WHAT YOU NEED TO DO: Omit every picture and return the rest of the data unaltered.

## START

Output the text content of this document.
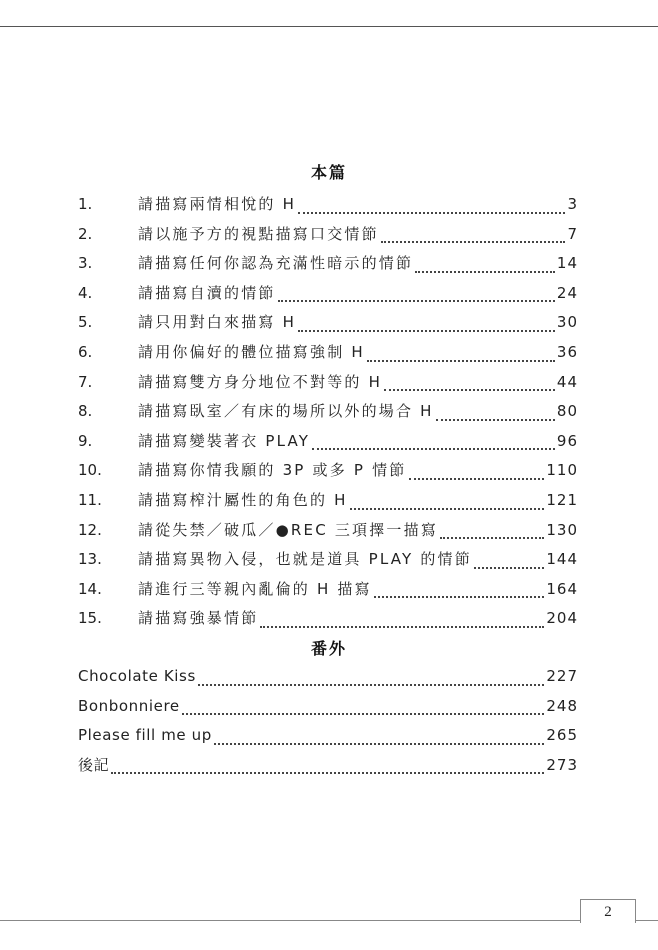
本篇
1.	請描寫兩情相悅的 H	3
2.	請以施予方的視點描寫口交情節	7
3.	請描寫任何你認為充滿性暗示的情節	14
4.	請描寫自瀆的情節	24
5.	請只用對白來描寫 H	30
6.	請用你偏好的體位描寫強制 H	36
7.	請描寫雙方身分地位不對等的 H	44
8.	請描寫臥室／有床的場所以外的場合 H	80
9.	請描寫變裝著衣 PLAY	96
10.	請描寫你情我願的 3P 或多 P 情節	110
11.	請描寫榨汁屬性的角色的 H	121
12.	請從失禁／破瓜／●REC 三項擇一描寫	130
13.	請描寫異物入侵，也就是道具 PLAY 的情節	144
14.	請進行三等親內亂倫的 H 描寫	164
15.	請描寫強暴情節	204
番外
Chocolate Kiss	227
Bonbonniere	248
Please fill me up	265
後記	273
2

## END

TASK RESPONSE:
Output the text content of this document.
本篇
1.	請描寫兩情相悅的 H	3
2.	請以施予方的視點描寫口交情節	7
3.	請描寫任何你認為充滿性暗示的情節	14
4.	請描寫自瀆的情節	24
5.	請只用對白來描寫 H	30
6.	請用你偏好的體位描寫強制 H	36
7.	請描寫雙方身分地位不對等的 H	44
8.	請描寫臥室／有床的場所以外的場合 H	80
9.	請描寫變裝著衣 PLAY	96
10.	請描寫你情我願的 3P 或多 P 情節	110
11.	請描寫榨汁屬性的角色的 H	121
12.	請從失禁／破瓜／●REC 三項擇一描寫	130
13.	請描寫異物入侵，也就是道具 PLAY 的情節	144
14.	請進行三等親內亂倫的 H 描寫	164
15.	請描寫強暴情節	204
番外
Chocolate Kiss	227
Bonbonniere	248
Please fill me up	265
後記	273
2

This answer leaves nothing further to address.